Figure record extracts:

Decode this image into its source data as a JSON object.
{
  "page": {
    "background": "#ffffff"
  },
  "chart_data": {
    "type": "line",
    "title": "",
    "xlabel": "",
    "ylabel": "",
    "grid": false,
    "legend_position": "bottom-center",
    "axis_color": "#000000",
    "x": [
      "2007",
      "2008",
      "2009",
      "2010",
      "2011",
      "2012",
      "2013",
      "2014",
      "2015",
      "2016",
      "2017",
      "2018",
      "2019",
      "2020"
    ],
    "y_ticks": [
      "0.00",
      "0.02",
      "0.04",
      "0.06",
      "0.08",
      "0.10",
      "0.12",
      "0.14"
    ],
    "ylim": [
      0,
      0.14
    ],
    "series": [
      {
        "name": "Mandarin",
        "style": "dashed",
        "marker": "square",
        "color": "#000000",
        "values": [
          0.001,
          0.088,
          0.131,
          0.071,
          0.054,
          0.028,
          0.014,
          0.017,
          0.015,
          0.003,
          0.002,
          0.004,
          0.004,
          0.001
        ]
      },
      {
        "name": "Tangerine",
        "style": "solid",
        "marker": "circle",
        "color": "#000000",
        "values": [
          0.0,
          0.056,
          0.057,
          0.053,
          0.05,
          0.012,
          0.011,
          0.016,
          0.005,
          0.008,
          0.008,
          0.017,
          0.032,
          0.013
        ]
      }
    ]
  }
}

REQUIREMENT: Every line above needs to be retyped exactly.

RESPONSE BELOW:
Decode this image into its source data as a JSON object.
{
  "page": {
    "background": "#ffffff"
  },
  "chart_data": {
    "type": "line",
    "title": "",
    "xlabel": "",
    "ylabel": "",
    "grid": false,
    "legend_position": "bottom-center",
    "axis_color": "#000000",
    "x": [
      "2007",
      "2008",
      "2009",
      "2010",
      "2011",
      "2012",
      "2013",
      "2014",
      "2015",
      "2016",
      "2017",
      "2018",
      "2019",
      "2020"
    ],
    "y_ticks": [
      "0.00",
      "0.02",
      "0.04",
      "0.06",
      "0.08",
      "0.10",
      "0.12",
      "0.14"
    ],
    "ylim": [
      0,
      0.14
    ],
    "series": [
      {
        "name": "Mandarin",
        "style": "dashed",
        "marker": "square",
        "color": "#000000",
        "values": [
          0.001,
          0.088,
          0.131,
          0.071,
          0.054,
          0.028,
          0.014,
          0.017,
          0.015,
          0.003,
          0.002,
          0.004,
          0.004,
          0.001
        ]
      },
      {
        "name": "Tangerine",
        "style": "solid",
        "marker": "circle",
        "color": "#000000",
        "values": [
          0.0,
          0.056,
          0.057,
          0.053,
          0.05,
          0.012,
          0.011,
          0.016,
          0.005,
          0.008,
          0.008,
          0.017,
          0.032,
          0.013
        ]
      }
    ]
  }
}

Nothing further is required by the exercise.